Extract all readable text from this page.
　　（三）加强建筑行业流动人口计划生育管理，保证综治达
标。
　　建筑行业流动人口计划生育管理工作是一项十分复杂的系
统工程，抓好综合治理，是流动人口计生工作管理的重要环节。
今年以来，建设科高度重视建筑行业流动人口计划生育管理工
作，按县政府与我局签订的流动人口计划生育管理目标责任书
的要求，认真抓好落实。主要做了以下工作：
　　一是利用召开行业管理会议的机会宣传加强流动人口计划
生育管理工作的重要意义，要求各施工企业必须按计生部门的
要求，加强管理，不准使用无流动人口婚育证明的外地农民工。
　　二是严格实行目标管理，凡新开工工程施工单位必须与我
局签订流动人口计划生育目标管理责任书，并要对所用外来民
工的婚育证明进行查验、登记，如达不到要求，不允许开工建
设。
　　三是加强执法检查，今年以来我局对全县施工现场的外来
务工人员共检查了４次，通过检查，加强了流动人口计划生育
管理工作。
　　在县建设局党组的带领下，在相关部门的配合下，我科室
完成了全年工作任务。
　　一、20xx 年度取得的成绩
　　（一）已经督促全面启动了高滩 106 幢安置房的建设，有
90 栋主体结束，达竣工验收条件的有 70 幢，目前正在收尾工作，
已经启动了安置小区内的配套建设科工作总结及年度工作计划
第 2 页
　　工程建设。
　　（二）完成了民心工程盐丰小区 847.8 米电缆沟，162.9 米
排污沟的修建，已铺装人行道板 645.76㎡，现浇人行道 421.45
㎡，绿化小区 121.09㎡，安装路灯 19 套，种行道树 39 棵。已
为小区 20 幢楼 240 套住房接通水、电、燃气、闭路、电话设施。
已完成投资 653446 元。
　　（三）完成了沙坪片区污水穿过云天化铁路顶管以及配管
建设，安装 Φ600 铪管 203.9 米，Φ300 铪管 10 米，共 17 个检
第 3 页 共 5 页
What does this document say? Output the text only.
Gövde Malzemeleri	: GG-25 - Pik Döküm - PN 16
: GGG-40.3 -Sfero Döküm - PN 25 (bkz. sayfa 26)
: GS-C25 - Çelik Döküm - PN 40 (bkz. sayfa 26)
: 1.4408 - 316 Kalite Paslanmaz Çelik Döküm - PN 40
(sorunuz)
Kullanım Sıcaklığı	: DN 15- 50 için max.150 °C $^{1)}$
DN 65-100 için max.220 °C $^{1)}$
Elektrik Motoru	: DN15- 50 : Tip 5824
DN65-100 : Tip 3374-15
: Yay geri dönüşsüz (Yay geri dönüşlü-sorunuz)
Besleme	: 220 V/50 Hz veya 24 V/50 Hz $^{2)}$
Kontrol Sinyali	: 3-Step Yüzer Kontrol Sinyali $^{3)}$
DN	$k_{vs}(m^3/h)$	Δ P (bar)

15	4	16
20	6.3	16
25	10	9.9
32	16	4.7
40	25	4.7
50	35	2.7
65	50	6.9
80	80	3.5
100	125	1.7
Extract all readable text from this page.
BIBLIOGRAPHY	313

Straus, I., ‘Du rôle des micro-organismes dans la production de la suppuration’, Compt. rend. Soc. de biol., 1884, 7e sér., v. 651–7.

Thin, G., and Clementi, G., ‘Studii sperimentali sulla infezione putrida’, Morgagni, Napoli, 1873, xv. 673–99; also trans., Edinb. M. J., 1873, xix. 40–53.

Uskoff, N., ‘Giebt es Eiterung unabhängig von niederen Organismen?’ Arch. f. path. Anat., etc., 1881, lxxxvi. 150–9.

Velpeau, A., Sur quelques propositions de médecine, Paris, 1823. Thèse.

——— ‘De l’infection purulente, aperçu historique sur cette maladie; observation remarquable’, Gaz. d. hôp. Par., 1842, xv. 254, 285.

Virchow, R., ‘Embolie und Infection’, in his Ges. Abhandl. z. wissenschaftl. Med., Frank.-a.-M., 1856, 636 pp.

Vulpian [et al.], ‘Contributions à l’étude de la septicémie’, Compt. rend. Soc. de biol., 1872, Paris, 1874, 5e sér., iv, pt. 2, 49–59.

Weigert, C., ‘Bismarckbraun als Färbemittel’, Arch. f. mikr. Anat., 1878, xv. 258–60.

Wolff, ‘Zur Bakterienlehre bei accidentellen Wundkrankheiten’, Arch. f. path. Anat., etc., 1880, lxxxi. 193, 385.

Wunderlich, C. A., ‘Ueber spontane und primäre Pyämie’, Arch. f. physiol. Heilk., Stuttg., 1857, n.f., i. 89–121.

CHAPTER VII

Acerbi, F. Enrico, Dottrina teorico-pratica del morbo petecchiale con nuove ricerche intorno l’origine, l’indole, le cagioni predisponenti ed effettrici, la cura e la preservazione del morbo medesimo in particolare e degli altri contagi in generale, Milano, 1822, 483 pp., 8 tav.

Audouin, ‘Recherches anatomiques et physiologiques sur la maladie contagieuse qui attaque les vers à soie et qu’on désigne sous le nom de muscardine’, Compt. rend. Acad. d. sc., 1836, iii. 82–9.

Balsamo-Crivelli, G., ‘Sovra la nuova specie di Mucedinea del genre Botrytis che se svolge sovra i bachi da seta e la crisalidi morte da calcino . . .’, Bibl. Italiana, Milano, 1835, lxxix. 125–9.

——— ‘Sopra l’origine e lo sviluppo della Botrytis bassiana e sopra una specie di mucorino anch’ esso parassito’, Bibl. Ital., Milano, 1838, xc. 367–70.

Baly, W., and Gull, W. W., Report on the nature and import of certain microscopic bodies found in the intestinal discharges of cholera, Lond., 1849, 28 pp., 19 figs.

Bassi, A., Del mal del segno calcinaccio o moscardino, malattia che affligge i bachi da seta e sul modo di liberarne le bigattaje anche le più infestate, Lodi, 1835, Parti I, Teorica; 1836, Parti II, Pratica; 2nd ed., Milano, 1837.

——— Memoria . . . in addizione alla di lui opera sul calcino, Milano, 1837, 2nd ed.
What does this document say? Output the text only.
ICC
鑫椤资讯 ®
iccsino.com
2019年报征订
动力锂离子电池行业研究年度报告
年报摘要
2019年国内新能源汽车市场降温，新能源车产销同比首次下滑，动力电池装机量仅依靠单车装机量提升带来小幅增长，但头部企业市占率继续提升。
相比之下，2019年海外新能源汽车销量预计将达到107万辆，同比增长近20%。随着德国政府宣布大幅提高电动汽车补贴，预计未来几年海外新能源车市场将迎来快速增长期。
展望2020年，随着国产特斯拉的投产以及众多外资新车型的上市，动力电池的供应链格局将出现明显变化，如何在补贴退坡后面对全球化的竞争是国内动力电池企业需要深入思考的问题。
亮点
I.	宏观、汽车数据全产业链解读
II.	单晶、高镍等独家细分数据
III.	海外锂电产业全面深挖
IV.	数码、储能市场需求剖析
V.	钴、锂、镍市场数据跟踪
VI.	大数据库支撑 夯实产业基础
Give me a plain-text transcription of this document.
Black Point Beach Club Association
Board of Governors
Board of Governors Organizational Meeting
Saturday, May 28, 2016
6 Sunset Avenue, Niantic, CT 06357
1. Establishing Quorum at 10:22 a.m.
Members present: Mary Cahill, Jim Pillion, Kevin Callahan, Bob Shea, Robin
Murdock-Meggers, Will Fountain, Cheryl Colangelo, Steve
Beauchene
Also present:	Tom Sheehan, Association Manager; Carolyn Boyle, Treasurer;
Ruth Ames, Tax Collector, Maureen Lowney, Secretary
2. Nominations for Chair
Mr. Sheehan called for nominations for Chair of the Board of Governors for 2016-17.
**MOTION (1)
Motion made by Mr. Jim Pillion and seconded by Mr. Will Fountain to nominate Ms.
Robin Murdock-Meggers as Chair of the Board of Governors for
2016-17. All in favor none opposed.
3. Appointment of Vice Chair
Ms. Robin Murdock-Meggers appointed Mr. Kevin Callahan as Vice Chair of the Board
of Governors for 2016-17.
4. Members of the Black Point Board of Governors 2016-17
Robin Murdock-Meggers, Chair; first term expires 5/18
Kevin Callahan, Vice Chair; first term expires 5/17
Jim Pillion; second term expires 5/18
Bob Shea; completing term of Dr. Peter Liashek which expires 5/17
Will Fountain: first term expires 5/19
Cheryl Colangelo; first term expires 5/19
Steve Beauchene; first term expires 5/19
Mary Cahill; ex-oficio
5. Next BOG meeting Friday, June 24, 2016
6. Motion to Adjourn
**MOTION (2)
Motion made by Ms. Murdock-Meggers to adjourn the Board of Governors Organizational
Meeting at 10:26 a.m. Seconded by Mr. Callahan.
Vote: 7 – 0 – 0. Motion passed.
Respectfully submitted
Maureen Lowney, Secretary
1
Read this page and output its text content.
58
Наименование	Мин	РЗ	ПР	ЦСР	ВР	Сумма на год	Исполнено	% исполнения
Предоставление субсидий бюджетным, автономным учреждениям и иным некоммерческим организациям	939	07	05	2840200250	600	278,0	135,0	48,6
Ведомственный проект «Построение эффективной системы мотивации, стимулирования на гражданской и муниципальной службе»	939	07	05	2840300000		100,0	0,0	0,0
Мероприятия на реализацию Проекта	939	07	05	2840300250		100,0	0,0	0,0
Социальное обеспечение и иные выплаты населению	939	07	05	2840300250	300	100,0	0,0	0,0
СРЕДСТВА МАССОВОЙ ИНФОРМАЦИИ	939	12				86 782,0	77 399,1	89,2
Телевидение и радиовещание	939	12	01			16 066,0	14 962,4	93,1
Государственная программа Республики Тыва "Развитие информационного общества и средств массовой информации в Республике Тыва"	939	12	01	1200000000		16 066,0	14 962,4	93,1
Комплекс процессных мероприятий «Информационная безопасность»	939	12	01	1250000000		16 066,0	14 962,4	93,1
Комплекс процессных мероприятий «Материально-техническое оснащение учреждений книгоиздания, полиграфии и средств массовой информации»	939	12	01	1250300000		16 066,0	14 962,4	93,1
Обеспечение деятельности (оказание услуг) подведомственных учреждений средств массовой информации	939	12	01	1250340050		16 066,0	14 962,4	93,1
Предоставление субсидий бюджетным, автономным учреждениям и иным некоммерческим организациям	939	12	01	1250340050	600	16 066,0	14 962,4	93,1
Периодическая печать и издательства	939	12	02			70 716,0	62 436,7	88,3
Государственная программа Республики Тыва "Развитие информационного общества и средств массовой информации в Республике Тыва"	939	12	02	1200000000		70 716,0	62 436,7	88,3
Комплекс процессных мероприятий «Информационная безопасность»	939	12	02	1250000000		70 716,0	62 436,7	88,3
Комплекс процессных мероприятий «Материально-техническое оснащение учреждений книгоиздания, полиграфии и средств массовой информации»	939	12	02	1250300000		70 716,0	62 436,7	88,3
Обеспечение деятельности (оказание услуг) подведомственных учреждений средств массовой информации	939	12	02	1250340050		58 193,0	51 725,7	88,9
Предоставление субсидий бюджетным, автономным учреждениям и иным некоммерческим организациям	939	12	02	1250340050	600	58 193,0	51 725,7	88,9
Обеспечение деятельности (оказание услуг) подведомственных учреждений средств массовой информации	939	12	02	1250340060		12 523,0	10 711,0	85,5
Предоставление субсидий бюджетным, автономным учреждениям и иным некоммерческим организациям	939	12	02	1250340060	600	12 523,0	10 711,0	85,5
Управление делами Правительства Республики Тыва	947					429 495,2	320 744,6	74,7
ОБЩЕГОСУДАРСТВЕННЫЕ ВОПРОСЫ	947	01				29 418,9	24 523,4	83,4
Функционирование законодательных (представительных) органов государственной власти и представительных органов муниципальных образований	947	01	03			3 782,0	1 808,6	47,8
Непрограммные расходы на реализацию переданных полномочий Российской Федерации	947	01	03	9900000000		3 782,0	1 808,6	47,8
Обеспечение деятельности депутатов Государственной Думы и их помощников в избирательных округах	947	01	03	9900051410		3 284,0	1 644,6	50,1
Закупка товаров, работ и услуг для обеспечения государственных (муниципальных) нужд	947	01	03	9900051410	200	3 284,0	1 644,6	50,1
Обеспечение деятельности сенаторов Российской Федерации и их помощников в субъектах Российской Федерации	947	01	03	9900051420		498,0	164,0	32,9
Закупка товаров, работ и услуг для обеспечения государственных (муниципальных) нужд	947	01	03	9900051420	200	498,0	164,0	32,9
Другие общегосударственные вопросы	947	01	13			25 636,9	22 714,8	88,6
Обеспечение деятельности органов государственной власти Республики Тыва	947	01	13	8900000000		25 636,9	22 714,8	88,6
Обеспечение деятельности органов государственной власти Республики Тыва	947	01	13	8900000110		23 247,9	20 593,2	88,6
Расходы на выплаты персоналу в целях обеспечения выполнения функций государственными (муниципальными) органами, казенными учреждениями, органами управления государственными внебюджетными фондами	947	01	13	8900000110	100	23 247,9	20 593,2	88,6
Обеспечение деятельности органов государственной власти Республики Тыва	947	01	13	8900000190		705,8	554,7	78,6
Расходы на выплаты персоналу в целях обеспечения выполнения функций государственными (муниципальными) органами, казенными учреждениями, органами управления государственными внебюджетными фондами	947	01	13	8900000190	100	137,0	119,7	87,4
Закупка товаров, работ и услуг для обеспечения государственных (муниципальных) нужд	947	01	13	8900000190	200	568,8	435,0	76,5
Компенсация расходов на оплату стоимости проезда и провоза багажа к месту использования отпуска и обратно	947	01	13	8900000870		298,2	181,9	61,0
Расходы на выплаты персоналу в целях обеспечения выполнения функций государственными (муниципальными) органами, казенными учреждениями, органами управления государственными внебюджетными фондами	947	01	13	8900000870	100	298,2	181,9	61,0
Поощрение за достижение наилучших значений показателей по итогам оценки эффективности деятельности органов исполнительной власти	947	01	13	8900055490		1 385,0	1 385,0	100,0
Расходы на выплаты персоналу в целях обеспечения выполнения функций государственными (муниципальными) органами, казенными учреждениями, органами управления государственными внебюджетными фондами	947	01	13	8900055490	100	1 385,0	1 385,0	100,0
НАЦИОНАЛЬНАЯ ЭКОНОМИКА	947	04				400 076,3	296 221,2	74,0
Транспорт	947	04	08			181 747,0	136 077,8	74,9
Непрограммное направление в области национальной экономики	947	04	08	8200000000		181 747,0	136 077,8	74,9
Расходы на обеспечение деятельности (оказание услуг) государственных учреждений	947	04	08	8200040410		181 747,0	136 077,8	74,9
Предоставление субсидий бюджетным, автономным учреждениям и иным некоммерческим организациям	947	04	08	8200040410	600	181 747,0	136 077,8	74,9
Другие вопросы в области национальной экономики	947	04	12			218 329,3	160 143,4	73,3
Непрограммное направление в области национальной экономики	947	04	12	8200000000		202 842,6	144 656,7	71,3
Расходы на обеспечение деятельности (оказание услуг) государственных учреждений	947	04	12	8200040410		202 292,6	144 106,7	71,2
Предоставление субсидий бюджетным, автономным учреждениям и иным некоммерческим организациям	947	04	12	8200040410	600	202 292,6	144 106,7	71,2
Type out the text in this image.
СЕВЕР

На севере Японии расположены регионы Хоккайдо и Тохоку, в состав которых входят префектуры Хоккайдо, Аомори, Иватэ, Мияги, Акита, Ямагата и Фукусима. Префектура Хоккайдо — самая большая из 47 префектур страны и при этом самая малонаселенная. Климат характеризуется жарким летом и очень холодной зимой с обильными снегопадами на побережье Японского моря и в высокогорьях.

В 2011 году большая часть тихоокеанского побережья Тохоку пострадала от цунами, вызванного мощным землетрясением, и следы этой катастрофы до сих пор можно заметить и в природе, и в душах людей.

§ **WORK REQUIRED**
Lines of the material that contain the word "Республике" are to be gathered.

§ **WORKED SOLUTION**
Государственная программа Республики Тыва "Развитие информационного общества и средств массовой информации в Республике Тыва"	939	12	01	1200000000		16 066,0	14 962,4	93,1
Государственная программа Республики Тыва "Развитие информационного общества и средств массовой информации в Республике Тыва"	939	12	02	1200000000		70 716,0	62 436,7	88,3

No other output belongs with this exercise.